Below are some entries. Work out how many of their lines hold the word "ΕΙΔΗ", and write that number alone.

********

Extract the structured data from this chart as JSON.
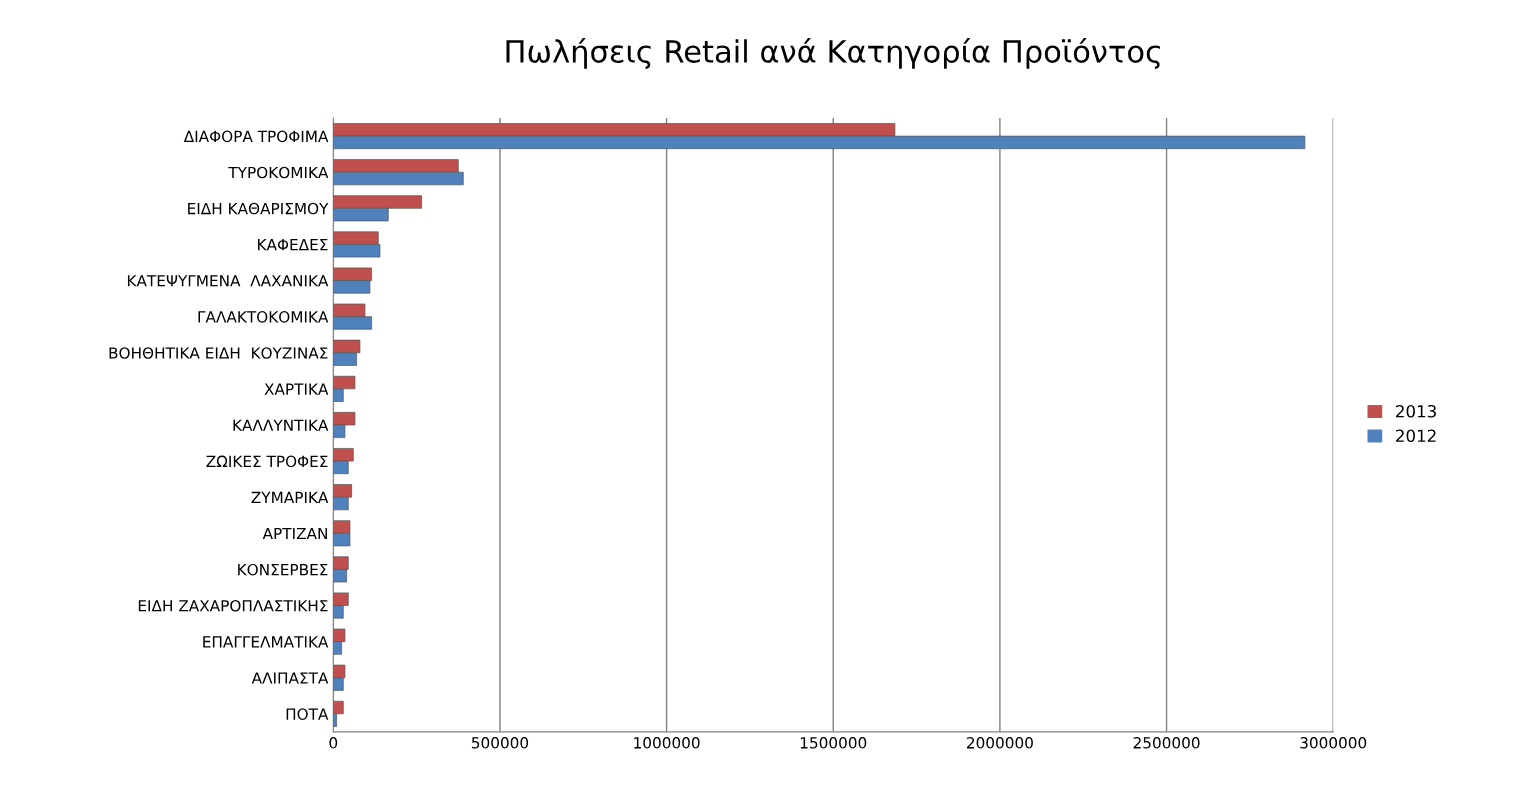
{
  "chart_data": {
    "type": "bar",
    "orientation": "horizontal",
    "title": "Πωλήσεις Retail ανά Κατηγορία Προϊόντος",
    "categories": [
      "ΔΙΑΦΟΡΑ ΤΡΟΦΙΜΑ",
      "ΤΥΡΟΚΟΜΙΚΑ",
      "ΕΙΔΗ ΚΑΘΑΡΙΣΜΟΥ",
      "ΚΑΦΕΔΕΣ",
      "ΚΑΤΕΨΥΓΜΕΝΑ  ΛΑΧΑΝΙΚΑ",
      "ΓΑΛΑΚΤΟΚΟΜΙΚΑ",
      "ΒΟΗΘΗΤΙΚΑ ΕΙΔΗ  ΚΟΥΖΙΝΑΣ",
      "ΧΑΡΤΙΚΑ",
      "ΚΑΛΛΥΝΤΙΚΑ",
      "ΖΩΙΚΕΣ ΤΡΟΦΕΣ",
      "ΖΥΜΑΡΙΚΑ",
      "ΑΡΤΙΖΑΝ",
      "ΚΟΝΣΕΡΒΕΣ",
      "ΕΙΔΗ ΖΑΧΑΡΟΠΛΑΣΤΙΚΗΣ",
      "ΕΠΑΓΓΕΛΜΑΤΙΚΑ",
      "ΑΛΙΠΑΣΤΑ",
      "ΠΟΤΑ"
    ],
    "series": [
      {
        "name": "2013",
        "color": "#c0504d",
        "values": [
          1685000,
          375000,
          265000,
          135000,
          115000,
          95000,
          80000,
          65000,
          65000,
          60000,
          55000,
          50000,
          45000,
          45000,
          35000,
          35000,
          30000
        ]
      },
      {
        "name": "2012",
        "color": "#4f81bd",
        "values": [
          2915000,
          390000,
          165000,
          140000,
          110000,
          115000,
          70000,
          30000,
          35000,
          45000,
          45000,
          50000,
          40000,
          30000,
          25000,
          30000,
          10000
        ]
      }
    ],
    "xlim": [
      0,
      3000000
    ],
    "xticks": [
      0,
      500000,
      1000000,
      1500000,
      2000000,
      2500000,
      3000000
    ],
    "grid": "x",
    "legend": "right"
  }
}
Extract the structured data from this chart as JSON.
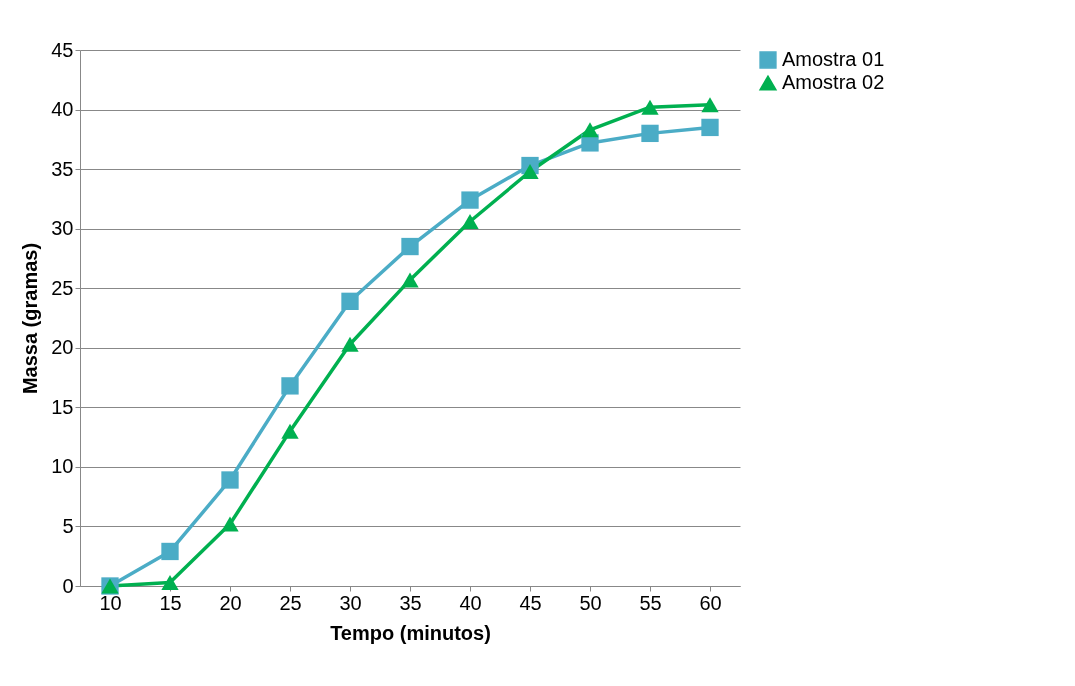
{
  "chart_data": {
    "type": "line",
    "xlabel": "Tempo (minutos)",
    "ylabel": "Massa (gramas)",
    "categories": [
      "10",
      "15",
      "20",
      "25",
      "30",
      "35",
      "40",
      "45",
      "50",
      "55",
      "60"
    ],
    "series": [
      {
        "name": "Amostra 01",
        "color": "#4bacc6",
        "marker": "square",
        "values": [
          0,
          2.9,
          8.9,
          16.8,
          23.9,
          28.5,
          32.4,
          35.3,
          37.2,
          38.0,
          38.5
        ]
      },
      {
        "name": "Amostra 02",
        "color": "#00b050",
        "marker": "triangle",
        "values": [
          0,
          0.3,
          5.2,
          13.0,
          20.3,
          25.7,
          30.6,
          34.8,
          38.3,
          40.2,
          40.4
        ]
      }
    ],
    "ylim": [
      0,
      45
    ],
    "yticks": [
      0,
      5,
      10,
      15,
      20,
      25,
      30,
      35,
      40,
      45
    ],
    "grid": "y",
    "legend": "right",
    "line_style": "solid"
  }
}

********

# RESULT FOR THIS EXERCISE:
3